_INPUT RECORDS_
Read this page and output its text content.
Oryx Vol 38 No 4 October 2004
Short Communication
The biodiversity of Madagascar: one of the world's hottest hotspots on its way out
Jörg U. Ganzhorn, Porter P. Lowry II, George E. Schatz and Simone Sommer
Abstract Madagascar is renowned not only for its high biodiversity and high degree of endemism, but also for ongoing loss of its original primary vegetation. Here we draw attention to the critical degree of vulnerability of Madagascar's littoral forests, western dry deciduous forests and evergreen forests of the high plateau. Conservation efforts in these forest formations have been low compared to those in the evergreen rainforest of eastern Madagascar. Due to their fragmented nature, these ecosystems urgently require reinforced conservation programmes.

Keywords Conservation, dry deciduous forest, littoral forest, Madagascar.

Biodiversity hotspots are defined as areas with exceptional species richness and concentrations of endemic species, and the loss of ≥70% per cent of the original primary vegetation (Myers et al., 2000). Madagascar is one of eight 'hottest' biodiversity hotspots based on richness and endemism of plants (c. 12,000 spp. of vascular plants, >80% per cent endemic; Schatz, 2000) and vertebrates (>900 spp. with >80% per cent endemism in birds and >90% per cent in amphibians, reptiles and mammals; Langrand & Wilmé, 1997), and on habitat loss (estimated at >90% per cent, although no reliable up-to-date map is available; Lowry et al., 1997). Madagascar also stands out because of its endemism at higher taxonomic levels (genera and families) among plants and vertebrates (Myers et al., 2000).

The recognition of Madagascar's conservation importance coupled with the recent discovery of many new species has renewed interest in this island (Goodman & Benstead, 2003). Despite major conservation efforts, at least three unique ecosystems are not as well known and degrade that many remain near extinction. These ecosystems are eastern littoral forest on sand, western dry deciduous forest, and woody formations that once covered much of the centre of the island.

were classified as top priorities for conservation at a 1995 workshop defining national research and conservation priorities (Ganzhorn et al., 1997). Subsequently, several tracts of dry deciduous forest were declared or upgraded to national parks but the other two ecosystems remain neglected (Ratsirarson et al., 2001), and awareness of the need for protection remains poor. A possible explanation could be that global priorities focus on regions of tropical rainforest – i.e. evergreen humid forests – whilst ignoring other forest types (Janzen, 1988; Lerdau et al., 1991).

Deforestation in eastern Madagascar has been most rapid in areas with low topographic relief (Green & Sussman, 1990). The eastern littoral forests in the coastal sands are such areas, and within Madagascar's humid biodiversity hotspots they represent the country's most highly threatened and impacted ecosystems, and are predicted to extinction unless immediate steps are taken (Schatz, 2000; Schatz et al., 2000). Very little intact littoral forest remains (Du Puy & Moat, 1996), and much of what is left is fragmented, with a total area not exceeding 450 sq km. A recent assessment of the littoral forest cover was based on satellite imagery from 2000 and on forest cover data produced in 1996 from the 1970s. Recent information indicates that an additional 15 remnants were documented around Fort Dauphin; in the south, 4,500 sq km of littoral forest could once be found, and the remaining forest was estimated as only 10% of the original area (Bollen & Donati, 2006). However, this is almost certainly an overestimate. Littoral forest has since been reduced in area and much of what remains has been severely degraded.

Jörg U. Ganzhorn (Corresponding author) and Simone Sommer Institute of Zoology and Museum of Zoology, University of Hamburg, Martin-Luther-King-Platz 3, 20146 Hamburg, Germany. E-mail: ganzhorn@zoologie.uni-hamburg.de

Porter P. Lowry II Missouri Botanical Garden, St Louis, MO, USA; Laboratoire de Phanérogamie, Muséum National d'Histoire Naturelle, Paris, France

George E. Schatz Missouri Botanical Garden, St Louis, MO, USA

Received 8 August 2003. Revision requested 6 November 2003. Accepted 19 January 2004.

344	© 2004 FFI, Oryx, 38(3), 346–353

_WORK TO DO_
Output all of the data again. Match it exactly.

_RESULT OF THE TASK_
Read this page and output its text content.
Oryx Vol 38 No 4 October 2004
Short Communication
The biodiversity of Madagascar: one of the world's hottest hotspots on its way out
Jörg U. Ganzhorn, Porter P. Lowry II, George E. Schatz and Simone Sommer
Abstract Madagascar is renowned not only for its high biodiversity and high degree of endemism, but also for ongoing loss of its original primary vegetation. Here we draw attention to the critical degree of vulnerability of Madagascar's littoral forests, western dry deciduous forests and evergreen forests of the high plateau. Conservation efforts in these forest formations have been low compared to those in the evergreen rainforest of eastern Madagascar. Due to their fragmented nature, these ecosystems urgently require reinforced conservation programmes.

Keywords Conservation, dry deciduous forest, littoral forest, Madagascar.

Biodiversity hotspots are defined as areas with exceptional species richness and concentrations of endemic species, and the loss of ≥70% per cent of the original primary vegetation (Myers et al., 2000). Madagascar is one of eight 'hottest' biodiversity hotspots based on richness and endemism of plants (c. 12,000 spp. of vascular plants, >80% per cent endemic; Schatz, 2000) and vertebrates (>900 spp. with >80% per cent endemism in birds and >90% per cent in amphibians, reptiles and mammals; Langrand & Wilmé, 1997), and on habitat loss (estimated at >90% per cent, although no reliable up-to-date map is available; Lowry et al., 1997). Madagascar also stands out because of its endemism at higher taxonomic levels (genera and families) among plants and vertebrates (Myers et al., 2000).

The recognition of Madagascar's conservation importance coupled with the recent discovery of many new species has renewed interest in this island (Goodman & Benstead, 2003). Despite major conservation efforts, at least three unique ecosystems are not as well known and degrade that many remain near extinction. These ecosystems are eastern littoral forest on sand, western dry deciduous forest, and woody formations that once covered much of the centre of the island.

were classified as top priorities for conservation at a 1995 workshop defining national research and conservation priorities (Ganzhorn et al., 1997). Subsequently, several tracts of dry deciduous forest were declared or upgraded to national parks but the other two ecosystems remain neglected (Ratsirarson et al., 2001), and awareness of the need for protection remains poor. A possible explanation could be that global priorities focus on regions of tropical rainforest – i.e. evergreen humid forests – whilst ignoring other forest types (Janzen, 1988; Lerdau et al., 1991).

Deforestation in eastern Madagascar has been most rapid in areas with low topographic relief (Green & Sussman, 1990). The eastern littoral forests in the coastal sands are such areas, and within Madagascar's humid biodiversity hotspots they represent the country's most highly threatened and impacted ecosystems, and are predicted to extinction unless immediate steps are taken (Schatz, 2000; Schatz et al., 2000). Very little intact littoral forest remains (Du Puy & Moat, 1996), and much of what is left is fragmented, with a total area not exceeding 450 sq km. A recent assessment of the littoral forest cover was based on satellite imagery from 2000 and on forest cover data produced in 1996 from the 1970s. Recent information indicates that an additional 15 remnants were documented around Fort Dauphin; in the south, 4,500 sq km of littoral forest could once be found, and the remaining forest was estimated as only 10% of the original area (Bollen & Donati, 2006). However, this is almost certainly an overestimate. Littoral forest has since been reduced in area and much of what remains has been severely degraded.

Jörg U. Ganzhorn (Corresponding author) and Simone Sommer Institute of Zoology and Museum of Zoology, University of Hamburg, Martin-Luther-King-Platz 3, 20146 Hamburg, Germany. E-mail: ganzhorn@zoologie.uni-hamburg.de

Porter P. Lowry II Missouri Botanical Garden, St Louis, MO, USA; Laboratoire de Phanérogamie, Muséum National d'Histoire Naturelle, Paris, France

George E. Schatz Missouri Botanical Garden, St Louis, MO, USA

Received 8 August 2003. Revision requested 6 November 2003. Accepted 19 January 2004.

344	© 2004 FFI, Oryx, 38(3), 346–353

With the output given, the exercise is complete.